• AIM:
Select, from the data, each line where "metric" occurs.

• INPUT FOR THIS TASK:
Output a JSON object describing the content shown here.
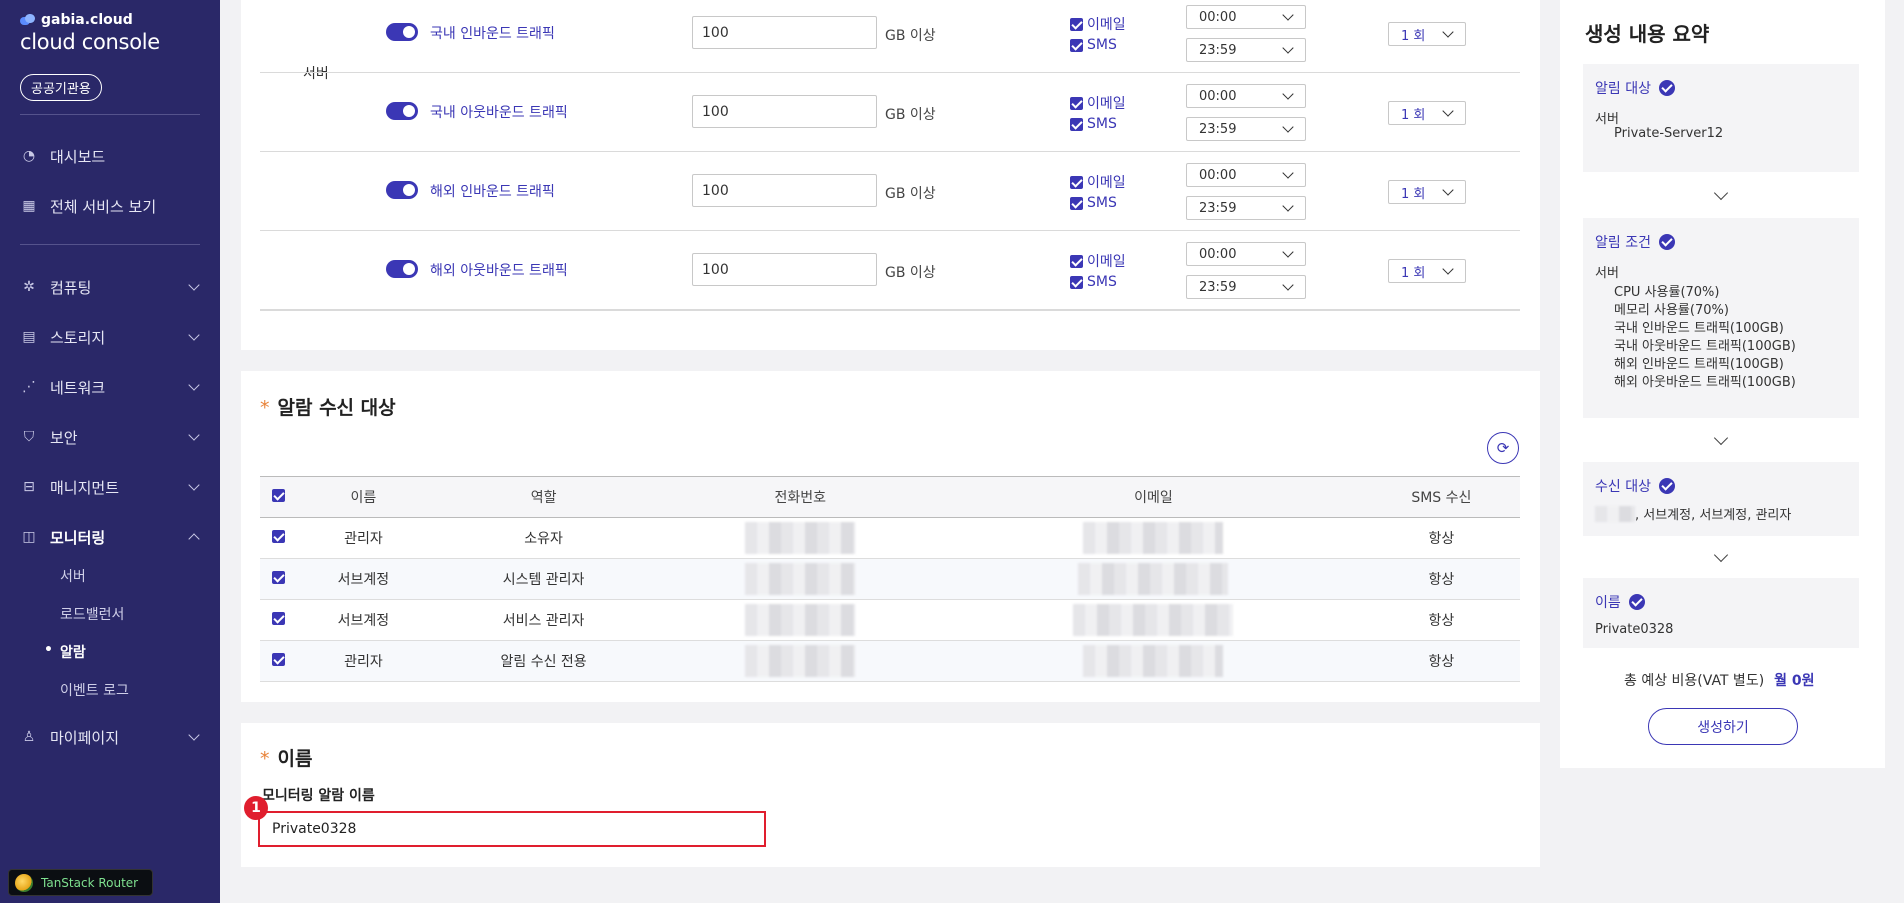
{
  "sidebar": {
    "brand_small": "gabia.cloud",
    "brand_big": "cloud console",
    "badge": "공공기관용",
    "items": [
      {
        "label": "대시보드"
      },
      {
        "label": "전체 서비스 보기"
      },
      {
        "label": "컴퓨팅"
      },
      {
        "label": "스토리지"
      },
      {
        "label": "네트워크"
      },
      {
        "label": "보안"
      },
      {
        "label": "매니지먼트"
      },
      {
        "label": "모니터링"
      },
      {
        "label": "마이페이지"
      }
    ],
    "monitoring_sub": [
      {
        "label": "서버"
      },
      {
        "label": "로드밸런서"
      },
      {
        "label": "알람"
      },
      {
        "label": "이벤트 로그"
      }
    ],
    "devtools_label": "TanStack Router"
  },
  "conditions": {
    "group_label": "서버",
    "rows": [
      {
        "metric": "국내 인바운드 트래픽",
        "value": "100",
        "unit": "GB 이상",
        "email": "이메일",
        "sms": "SMS",
        "start": "00:00",
        "end": "23:59",
        "count": "1 회"
      },
      {
        "metric": "국내 아웃바운드 트래픽",
        "value": "100",
        "unit": "GB 이상",
        "email": "이메일",
        "sms": "SMS",
        "start": "00:00",
        "end": "23:59",
        "count": "1 회"
      },
      {
        "metric": "해외 인바운드 트래픽",
        "value": "100",
        "unit": "GB 이상",
        "email": "이메일",
        "sms": "SMS",
        "start": "00:00",
        "end": "23:59",
        "count": "1 회"
      },
      {
        "metric": "해외 아웃바운드 트래픽",
        "value": "100",
        "unit": "GB 이상",
        "email": "이메일",
        "sms": "SMS",
        "start": "00:00",
        "end": "23:59",
        "count": "1 회"
      }
    ]
  },
  "recipients": {
    "title": "알람 수신 대상",
    "columns": [
      "이름",
      "역할",
      "전화번호",
      "이메일",
      "SMS 수신"
    ],
    "rows": [
      {
        "name": "관리자",
        "role": "소유자",
        "sms": "항상"
      },
      {
        "name": "서브계정",
        "role": "시스템 관리자",
        "sms": "항상"
      },
      {
        "name": "서브계정",
        "role": "서비스 관리자",
        "sms": "항상"
      },
      {
        "name": "관리자",
        "role": "알림 수신 전용",
        "sms": "항상"
      }
    ]
  },
  "name_section": {
    "title": "이름",
    "field_label": "모니터링 알람 이름",
    "value": "Private0328",
    "annotation": "1"
  },
  "summary": {
    "title": "생성 내용 요약",
    "target": {
      "head": "알림 대상",
      "type": "서버",
      "item": "Private-Server12"
    },
    "condition": {
      "head": "알림 조건",
      "type": "서버",
      "items": [
        "CPU 사용률(70%)",
        "메모리 사용률(70%)",
        "국내 인바운드 트래픽(100GB)",
        "국내 아웃바운드 트래픽(100GB)",
        "해외 인바운드 트래픽(100GB)",
        "해외 아웃바운드 트래픽(100GB)"
      ]
    },
    "receivers": {
      "head": "수신 대상",
      "text": ", 서브계정, 서브계정, 관리자"
    },
    "name": {
      "head": "이름",
      "value": "Private0328"
    },
    "cost_label": "총 예상 비용(VAT 별도)",
    "cost_value": "월 0원",
    "create_label": "생성하기"
  },
  "colors": {
    "accent": "#3b37b5",
    "sidebar_bg": "#2a2868",
    "highlight": "#e01e2e"
  },
  "icons": [
    "dashboard-icon",
    "grid-icon",
    "chip-icon",
    "storage-icon",
    "network-icon",
    "shield-icon",
    "management-icon",
    "monitor-icon",
    "user-icon",
    "refresh-icon",
    "check-icon"
  ]
}
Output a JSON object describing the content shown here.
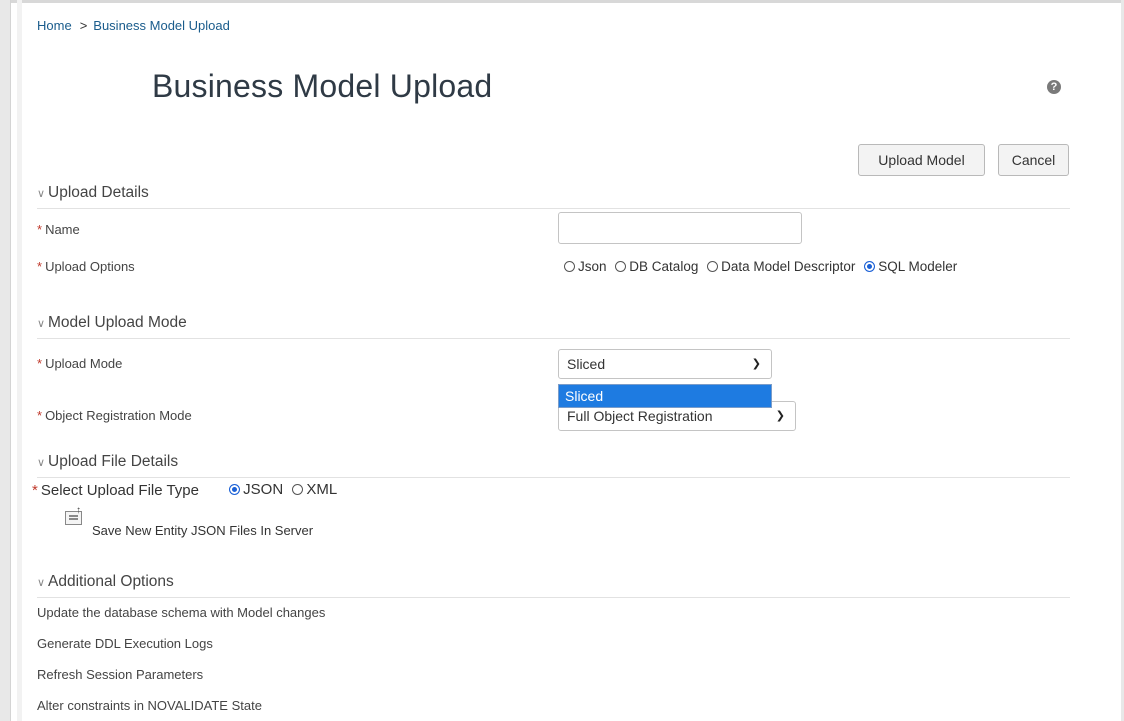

• FULL ANSWER:
        "metric": "국내 인바운드 트래픽",
        "metric": "국내 아웃바운드 트래픽",
        "metric": "해외 인바운드 트래픽",
        "metric": "해외 아웃바운드 트래픽",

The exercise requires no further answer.